[A block of data]
= = = = =

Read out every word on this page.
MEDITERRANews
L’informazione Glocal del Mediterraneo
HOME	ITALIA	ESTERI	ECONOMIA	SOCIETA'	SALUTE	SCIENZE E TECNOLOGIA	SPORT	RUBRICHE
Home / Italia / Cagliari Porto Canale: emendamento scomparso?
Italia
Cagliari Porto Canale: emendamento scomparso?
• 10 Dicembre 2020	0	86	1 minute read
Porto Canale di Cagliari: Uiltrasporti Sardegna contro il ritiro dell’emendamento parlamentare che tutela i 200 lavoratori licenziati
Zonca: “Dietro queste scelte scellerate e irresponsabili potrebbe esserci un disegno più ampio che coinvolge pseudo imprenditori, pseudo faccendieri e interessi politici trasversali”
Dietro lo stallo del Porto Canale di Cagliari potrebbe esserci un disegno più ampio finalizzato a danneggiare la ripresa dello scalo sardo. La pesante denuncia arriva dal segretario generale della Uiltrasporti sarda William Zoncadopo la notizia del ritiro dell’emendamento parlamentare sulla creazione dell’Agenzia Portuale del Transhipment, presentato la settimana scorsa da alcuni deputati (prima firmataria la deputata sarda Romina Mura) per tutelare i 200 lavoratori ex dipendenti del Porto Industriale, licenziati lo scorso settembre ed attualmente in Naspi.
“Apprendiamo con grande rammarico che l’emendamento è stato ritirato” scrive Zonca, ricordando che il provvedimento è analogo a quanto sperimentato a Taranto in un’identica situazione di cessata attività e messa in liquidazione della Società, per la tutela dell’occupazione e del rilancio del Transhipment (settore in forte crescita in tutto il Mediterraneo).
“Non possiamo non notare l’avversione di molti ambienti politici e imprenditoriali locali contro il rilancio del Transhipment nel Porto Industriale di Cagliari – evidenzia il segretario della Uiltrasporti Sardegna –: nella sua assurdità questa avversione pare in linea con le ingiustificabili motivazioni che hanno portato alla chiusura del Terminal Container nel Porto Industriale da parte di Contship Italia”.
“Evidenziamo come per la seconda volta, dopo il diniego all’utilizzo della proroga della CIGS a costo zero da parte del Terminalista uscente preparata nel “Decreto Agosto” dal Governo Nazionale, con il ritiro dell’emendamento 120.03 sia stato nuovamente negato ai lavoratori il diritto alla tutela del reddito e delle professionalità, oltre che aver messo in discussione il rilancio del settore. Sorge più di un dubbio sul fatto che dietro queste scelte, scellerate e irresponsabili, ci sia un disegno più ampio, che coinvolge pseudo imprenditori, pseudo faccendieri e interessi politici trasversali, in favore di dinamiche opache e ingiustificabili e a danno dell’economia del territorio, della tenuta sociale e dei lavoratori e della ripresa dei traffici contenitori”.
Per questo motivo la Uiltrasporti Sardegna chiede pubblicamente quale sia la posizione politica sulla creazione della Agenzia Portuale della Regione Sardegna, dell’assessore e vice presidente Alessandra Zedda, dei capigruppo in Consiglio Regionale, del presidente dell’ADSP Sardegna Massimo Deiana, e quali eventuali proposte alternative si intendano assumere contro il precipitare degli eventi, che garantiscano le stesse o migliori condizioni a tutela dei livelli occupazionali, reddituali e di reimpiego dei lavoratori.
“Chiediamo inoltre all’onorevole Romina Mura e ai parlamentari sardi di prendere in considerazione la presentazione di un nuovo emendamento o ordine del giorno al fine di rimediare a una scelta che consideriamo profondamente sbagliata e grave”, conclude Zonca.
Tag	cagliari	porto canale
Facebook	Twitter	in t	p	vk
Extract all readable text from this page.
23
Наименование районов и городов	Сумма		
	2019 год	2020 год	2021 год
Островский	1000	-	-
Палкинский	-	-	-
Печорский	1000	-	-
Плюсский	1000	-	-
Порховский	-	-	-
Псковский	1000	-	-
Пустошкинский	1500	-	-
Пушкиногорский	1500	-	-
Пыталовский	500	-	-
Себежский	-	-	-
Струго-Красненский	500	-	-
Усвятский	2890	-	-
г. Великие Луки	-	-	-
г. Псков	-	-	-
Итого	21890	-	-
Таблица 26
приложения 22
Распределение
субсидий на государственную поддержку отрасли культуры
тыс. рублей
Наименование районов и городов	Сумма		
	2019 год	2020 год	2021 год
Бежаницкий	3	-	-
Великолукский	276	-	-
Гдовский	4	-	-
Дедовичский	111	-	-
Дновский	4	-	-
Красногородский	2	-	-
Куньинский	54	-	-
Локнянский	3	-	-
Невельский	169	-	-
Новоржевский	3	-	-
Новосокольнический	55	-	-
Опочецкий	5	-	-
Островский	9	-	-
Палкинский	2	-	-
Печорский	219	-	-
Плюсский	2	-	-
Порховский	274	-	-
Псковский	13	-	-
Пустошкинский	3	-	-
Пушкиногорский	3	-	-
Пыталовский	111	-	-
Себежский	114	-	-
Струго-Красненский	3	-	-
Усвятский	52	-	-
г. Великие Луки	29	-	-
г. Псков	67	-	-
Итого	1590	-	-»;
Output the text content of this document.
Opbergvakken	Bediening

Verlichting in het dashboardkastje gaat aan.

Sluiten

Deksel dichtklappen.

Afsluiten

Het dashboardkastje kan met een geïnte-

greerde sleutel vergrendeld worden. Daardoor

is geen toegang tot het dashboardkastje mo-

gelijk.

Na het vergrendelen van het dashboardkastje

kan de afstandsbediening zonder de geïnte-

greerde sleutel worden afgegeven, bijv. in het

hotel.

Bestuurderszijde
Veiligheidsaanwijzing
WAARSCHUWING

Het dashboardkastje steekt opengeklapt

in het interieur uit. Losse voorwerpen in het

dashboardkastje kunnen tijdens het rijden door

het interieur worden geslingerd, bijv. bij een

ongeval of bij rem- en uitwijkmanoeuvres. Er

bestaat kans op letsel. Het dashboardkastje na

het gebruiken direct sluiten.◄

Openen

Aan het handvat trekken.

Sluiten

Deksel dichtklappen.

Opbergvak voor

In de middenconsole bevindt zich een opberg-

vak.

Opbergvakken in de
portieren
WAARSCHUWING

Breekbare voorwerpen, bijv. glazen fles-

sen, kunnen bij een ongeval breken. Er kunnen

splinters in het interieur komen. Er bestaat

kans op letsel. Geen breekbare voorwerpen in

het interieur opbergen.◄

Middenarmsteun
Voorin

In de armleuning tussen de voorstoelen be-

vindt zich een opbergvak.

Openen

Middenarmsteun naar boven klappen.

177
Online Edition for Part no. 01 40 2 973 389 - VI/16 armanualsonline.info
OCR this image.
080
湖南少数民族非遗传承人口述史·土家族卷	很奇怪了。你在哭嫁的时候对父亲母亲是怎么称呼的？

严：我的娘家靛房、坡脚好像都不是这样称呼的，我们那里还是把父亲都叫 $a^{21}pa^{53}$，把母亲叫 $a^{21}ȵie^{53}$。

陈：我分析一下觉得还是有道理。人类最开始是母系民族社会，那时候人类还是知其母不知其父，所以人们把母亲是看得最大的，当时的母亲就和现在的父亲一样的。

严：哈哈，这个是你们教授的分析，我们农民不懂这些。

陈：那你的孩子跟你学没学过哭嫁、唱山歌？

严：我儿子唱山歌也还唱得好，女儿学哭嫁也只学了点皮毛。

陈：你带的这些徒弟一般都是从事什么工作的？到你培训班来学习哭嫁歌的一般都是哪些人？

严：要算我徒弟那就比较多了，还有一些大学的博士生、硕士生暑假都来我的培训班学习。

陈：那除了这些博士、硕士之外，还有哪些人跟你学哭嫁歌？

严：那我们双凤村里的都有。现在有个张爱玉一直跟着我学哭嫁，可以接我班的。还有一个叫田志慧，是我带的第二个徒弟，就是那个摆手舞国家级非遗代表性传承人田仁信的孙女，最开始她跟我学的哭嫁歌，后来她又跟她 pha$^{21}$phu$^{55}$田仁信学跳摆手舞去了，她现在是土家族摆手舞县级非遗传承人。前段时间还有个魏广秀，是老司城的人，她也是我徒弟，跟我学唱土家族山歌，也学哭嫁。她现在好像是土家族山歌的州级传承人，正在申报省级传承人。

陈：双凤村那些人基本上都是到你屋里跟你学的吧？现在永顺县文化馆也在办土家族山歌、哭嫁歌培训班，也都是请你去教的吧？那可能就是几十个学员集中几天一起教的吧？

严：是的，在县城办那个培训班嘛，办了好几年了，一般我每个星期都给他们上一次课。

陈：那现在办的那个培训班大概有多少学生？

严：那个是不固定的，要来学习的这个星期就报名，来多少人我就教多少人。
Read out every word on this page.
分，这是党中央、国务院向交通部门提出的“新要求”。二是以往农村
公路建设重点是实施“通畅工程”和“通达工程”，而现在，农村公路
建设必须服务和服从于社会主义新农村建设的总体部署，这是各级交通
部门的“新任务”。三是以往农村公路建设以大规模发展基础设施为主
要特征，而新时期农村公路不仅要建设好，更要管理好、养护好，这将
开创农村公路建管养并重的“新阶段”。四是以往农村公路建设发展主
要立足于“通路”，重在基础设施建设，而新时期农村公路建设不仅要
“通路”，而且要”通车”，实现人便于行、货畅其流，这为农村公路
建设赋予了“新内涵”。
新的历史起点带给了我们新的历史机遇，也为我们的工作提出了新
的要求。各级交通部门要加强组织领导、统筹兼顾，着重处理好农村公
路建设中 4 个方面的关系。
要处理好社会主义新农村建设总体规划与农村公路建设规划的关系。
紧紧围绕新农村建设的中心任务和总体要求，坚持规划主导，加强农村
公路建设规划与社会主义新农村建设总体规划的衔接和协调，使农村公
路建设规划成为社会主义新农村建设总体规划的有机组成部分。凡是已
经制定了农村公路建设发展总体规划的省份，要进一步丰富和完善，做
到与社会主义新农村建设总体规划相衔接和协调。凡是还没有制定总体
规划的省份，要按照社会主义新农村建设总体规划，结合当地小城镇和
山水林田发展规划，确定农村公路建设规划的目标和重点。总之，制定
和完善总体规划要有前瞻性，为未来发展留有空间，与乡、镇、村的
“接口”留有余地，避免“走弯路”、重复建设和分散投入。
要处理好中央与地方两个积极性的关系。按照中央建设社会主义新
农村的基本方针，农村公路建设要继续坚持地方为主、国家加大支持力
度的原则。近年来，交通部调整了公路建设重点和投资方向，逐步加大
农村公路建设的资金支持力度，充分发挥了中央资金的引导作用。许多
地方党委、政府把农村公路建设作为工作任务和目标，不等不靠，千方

= = = = =

◆ **REQUIREMENT**: Write the lines out verbatim, from the one with "OCR this image." through the last line of the entries, and stop there.

◆ **ANSWER TO THIS EXERCISE**:
OCR this image.
080
湖南少数民族非遗传承人口述史·土家族卷	很奇怪了。你在哭嫁的时候对父亲母亲是怎么称呼的？

严：我的娘家靛房、坡脚好像都不是这样称呼的，我们那里还是把父亲都叫 $a^{21}pa^{53}$，把母亲叫 $a^{21}ȵie^{53}$。

陈：我分析一下觉得还是有道理。人类最开始是母系民族社会，那时候人类还是知其母不知其父，所以人们把母亲是看得最大的，当时的母亲就和现在的父亲一样的。

严：哈哈，这个是你们教授的分析，我们农民不懂这些。

陈：那你的孩子跟你学没学过哭嫁、唱山歌？

严：我儿子唱山歌也还唱得好，女儿学哭嫁也只学了点皮毛。

陈：你带的这些徒弟一般都是从事什么工作的？到你培训班来学习哭嫁歌的一般都是哪些人？

严：要算我徒弟那就比较多了，还有一些大学的博士生、硕士生暑假都来我的培训班学习。

陈：那除了这些博士、硕士之外，还有哪些人跟你学哭嫁歌？

严：那我们双凤村里的都有。现在有个张爱玉一直跟着我学哭嫁，可以接我班的。还有一个叫田志慧，是我带的第二个徒弟，就是那个摆手舞国家级非遗代表性传承人田仁信的孙女，最开始她跟我学的哭嫁歌，后来她又跟她 pha$^{21}$phu$^{55}$田仁信学跳摆手舞去了，她现在是土家族摆手舞县级非遗传承人。前段时间还有个魏广秀，是老司城的人，她也是我徒弟，跟我学唱土家族山歌，也学哭嫁。她现在好像是土家族山歌的州级传承人，正在申报省级传承人。

陈：双凤村那些人基本上都是到你屋里跟你学的吧？现在永顺县文化馆也在办土家族山歌、哭嫁歌培训班，也都是请你去教的吧？那可能就是几十个学员集中几天一起教的吧？

严：是的，在县城办那个培训班嘛，办了好几年了，一般我每个星期都给他们上一次课。

陈：那现在办的那个培训班大概有多少学生？

严：那个是不固定的，要来学习的这个星期就报名，来多少人我就教多少人。
Read out every word on this page.
分，这是党中央、国务院向交通部门提出的“新要求”。二是以往农村
公路建设重点是实施“通畅工程”和“通达工程”，而现在，农村公路
建设必须服务和服从于社会主义新农村建设的总体部署，这是各级交通
部门的“新任务”。三是以往农村公路建设以大规模发展基础设施为主
要特征，而新时期农村公路不仅要建设好，更要管理好、养护好，这将
开创农村公路建管养并重的“新阶段”。四是以往农村公路建设发展主
要立足于“通路”，重在基础设施建设，而新时期农村公路建设不仅要
“通路”，而且要”通车”，实现人便于行、货畅其流，这为农村公路
建设赋予了“新内涵”。
新的历史起点带给了我们新的历史机遇，也为我们的工作提出了新
的要求。各级交通部门要加强组织领导、统筹兼顾，着重处理好农村公
路建设中 4 个方面的关系。
要处理好社会主义新农村建设总体规划与农村公路建设规划的关系。
紧紧围绕新农村建设的中心任务和总体要求，坚持规划主导，加强农村
公路建设规划与社会主义新农村建设总体规划的衔接和协调，使农村公
路建设规划成为社会主义新农村建设总体规划的有机组成部分。凡是已
经制定了农村公路建设发展总体规划的省份，要进一步丰富和完善，做
到与社会主义新农村建设总体规划相衔接和协调。凡是还没有制定总体
规划的省份，要按照社会主义新农村建设总体规划，结合当地小城镇和
山水林田发展规划，确定农村公路建设规划的目标和重点。总之，制定
和完善总体规划要有前瞻性，为未来发展留有空间，与乡、镇、村的
“接口”留有余地，避免“走弯路”、重复建设和分散投入。
要处理好中央与地方两个积极性的关系。按照中央建设社会主义新
农村的基本方针，农村公路建设要继续坚持地方为主、国家加大支持力
度的原则。近年来，交通部调整了公路建设重点和投资方向，逐步加大
农村公路建设的资金支持力度，充分发挥了中央资金的引导作用。许多
地方党委、政府把农村公路建设作为工作任务和目标，不等不靠，千方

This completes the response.